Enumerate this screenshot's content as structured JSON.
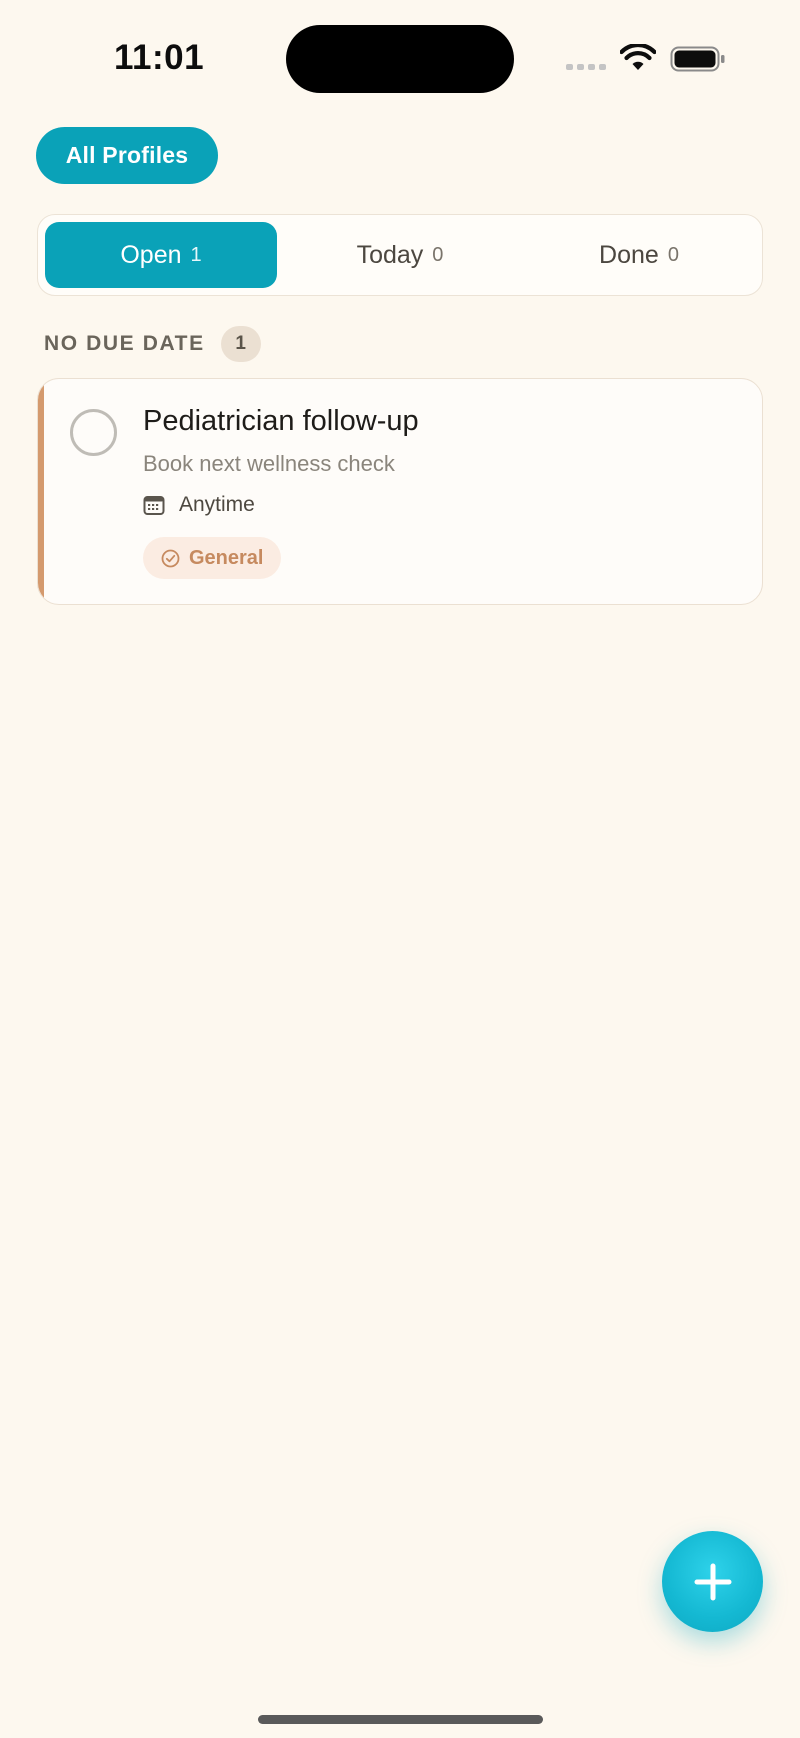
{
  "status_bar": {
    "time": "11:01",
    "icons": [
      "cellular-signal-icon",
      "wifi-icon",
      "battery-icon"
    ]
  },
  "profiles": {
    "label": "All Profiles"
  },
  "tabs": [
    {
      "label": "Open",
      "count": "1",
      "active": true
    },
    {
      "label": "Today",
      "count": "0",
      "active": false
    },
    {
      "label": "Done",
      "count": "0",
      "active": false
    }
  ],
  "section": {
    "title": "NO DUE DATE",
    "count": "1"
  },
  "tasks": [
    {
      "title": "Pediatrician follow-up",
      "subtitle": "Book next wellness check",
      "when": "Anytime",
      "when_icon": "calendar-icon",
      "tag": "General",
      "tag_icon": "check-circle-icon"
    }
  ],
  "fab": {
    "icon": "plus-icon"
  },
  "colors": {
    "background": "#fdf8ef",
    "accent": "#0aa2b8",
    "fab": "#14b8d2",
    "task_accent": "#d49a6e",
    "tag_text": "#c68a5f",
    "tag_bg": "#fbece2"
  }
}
--
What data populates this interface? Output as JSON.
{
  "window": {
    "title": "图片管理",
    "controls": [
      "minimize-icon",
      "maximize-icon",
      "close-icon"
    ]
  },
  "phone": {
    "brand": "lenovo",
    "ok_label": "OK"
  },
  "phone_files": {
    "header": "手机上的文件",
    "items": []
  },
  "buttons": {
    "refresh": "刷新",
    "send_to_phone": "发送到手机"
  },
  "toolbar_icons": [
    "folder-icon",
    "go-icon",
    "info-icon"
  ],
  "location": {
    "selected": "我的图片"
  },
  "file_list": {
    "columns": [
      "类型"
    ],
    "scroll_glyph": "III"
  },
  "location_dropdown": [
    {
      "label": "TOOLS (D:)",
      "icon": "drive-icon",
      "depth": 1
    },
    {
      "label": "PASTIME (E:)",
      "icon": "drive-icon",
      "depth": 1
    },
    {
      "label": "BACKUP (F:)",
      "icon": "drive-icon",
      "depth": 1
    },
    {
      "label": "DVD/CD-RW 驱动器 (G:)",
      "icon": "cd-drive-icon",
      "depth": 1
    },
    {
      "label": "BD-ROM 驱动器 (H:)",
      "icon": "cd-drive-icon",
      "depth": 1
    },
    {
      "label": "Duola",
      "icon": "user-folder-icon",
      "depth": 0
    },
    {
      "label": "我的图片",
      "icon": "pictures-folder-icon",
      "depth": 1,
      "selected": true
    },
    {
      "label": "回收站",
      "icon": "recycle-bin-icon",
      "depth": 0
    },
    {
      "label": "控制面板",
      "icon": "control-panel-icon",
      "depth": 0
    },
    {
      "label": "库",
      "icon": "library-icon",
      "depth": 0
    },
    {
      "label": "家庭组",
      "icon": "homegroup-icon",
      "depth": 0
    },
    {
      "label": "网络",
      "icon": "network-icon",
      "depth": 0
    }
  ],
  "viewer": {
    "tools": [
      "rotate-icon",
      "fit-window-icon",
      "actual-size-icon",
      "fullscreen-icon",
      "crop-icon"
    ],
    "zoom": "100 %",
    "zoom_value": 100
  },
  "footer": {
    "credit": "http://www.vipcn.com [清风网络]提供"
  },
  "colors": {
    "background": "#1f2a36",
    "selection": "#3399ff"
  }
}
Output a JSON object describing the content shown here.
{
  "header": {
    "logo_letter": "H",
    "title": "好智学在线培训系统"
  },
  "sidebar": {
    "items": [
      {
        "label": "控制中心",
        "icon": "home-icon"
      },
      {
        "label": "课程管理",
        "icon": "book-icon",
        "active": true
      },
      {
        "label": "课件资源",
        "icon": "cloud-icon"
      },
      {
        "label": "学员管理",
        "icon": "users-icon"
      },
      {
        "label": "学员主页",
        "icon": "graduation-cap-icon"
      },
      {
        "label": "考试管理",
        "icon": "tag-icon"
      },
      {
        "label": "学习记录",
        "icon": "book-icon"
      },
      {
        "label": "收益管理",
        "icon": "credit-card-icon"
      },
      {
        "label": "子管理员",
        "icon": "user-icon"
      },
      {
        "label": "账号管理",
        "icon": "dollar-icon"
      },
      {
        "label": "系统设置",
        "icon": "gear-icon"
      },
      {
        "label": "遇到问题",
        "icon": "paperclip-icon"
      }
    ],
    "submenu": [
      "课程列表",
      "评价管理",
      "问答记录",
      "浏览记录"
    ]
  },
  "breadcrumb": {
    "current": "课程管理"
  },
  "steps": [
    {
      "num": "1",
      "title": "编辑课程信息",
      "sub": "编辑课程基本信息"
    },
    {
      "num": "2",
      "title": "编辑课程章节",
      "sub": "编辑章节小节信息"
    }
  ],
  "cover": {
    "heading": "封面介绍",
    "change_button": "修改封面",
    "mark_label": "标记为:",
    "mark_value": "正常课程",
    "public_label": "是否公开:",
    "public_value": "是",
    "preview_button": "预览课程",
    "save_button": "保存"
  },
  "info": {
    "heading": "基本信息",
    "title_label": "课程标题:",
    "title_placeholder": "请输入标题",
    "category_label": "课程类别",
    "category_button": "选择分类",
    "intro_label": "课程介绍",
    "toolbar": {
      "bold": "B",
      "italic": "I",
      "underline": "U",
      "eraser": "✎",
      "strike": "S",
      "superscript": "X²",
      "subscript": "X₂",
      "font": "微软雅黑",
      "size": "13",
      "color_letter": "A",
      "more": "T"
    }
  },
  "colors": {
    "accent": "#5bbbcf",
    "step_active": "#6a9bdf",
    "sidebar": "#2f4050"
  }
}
==
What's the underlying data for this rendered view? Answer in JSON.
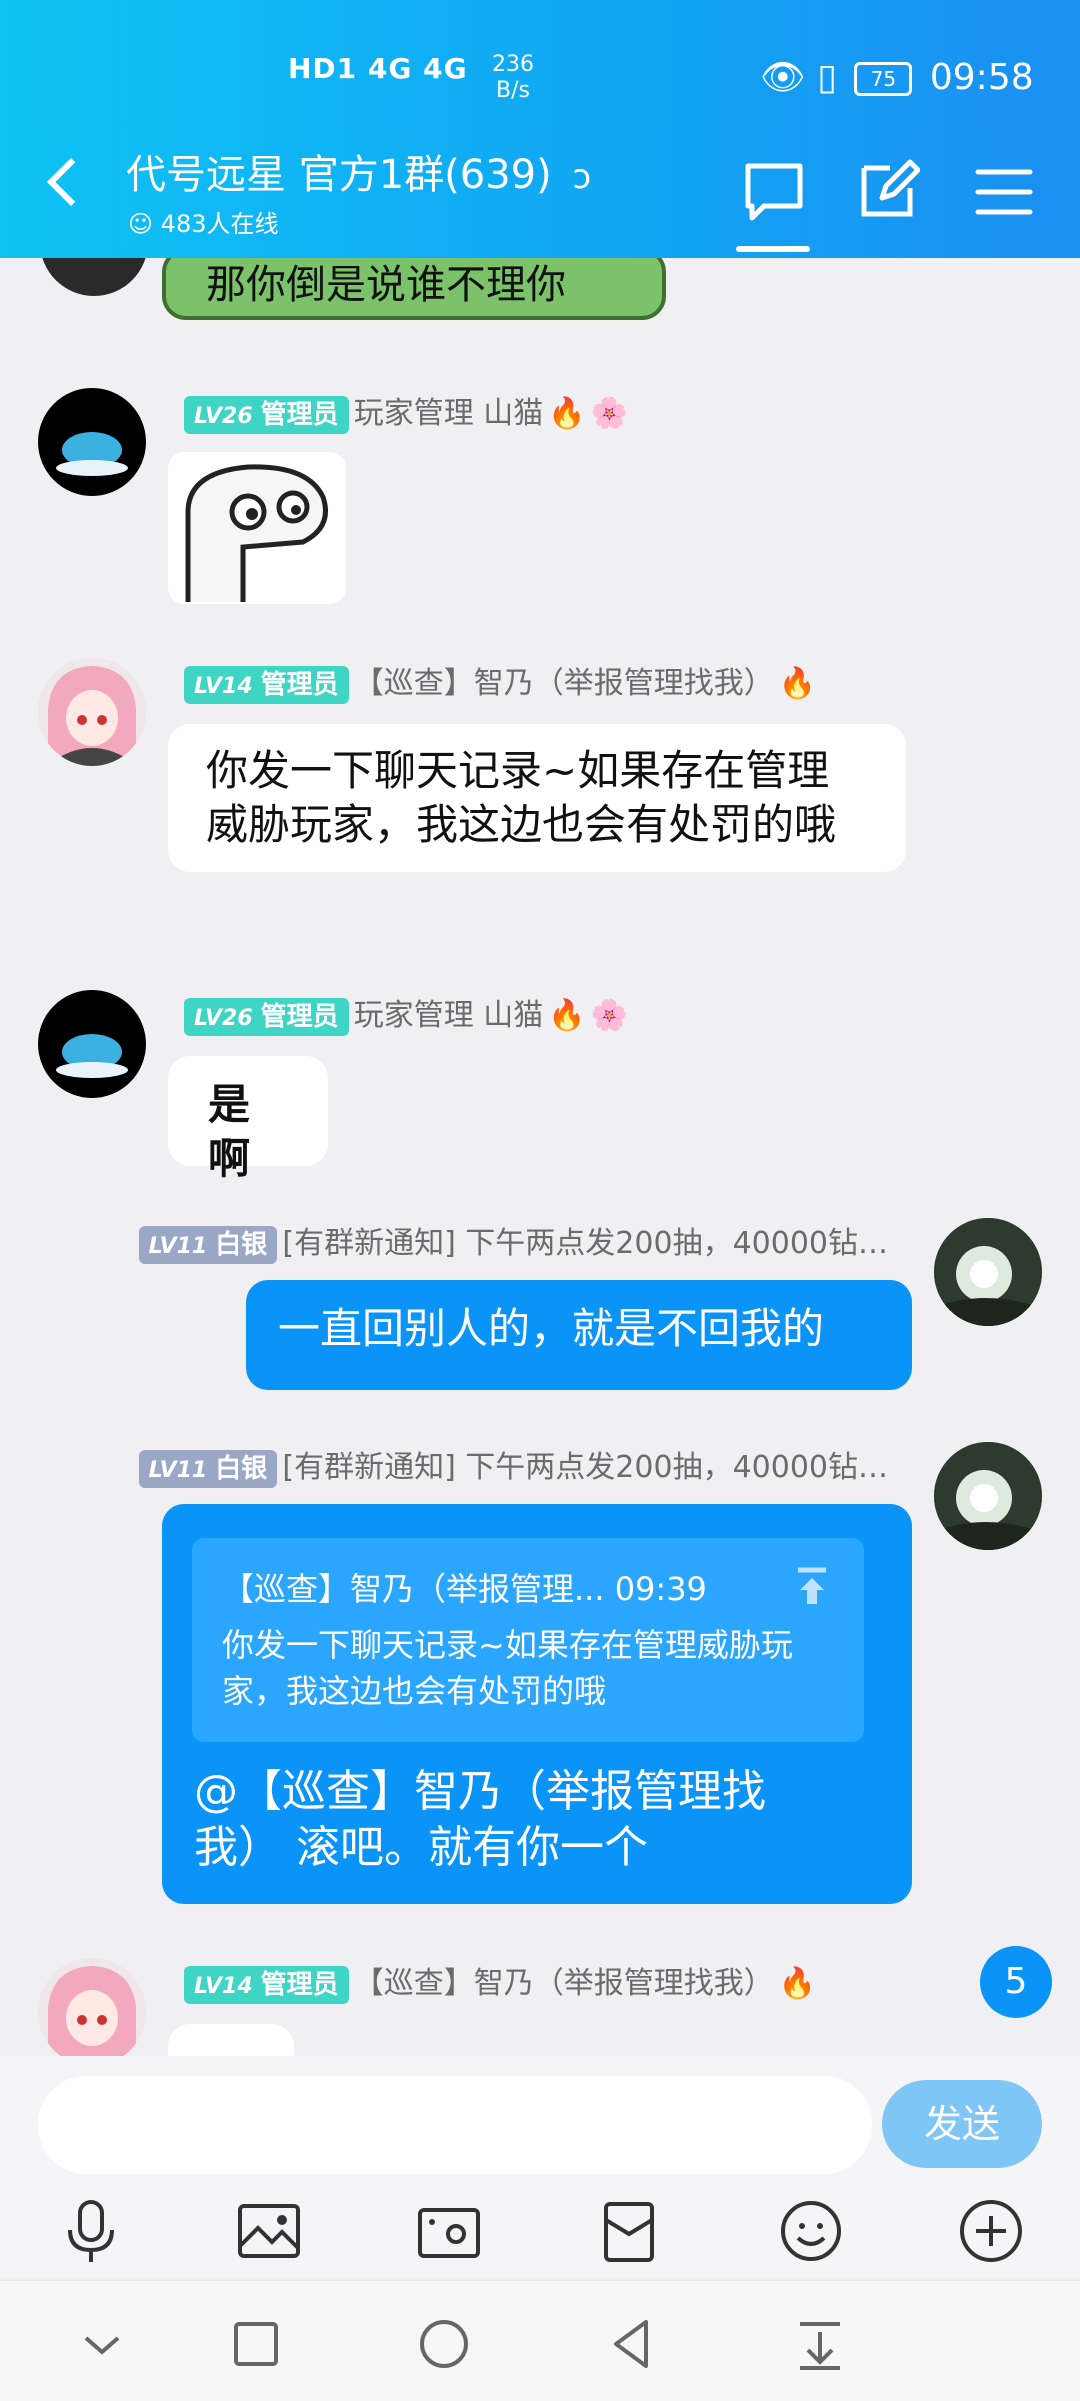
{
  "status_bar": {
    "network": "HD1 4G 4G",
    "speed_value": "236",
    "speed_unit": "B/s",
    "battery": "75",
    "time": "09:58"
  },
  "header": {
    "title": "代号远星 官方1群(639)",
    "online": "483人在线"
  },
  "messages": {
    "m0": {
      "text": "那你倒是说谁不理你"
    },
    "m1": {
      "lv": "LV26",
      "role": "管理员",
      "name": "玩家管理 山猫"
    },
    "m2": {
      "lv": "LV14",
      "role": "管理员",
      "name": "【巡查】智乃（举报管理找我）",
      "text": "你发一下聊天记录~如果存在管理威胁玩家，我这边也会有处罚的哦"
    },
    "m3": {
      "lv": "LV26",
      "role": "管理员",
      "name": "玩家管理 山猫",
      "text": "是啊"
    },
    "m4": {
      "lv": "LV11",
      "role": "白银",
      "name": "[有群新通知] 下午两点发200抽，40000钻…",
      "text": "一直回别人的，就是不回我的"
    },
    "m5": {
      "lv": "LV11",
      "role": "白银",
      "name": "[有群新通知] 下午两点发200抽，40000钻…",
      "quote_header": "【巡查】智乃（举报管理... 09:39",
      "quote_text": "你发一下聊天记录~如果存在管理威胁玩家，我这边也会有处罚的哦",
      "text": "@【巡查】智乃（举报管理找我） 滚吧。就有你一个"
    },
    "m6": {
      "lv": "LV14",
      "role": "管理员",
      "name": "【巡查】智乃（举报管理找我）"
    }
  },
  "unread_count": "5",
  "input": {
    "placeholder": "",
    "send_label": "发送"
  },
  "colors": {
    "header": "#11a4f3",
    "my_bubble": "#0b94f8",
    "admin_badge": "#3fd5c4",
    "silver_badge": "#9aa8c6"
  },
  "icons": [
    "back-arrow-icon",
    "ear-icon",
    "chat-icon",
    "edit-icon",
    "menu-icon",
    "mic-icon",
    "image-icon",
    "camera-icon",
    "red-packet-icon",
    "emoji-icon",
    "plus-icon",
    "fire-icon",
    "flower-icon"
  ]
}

[To be done]
Show, from the material above, each line that includes the string "你发一下聊天记录".

[Final answer]
      "text": "你发一下聊天记录~如果存在管理威胁玩家，我这边也会有处罚的哦"
      "quote_text": "你发一下聊天记录~如果存在管理威胁玩家，我这边也会有处罚的哦",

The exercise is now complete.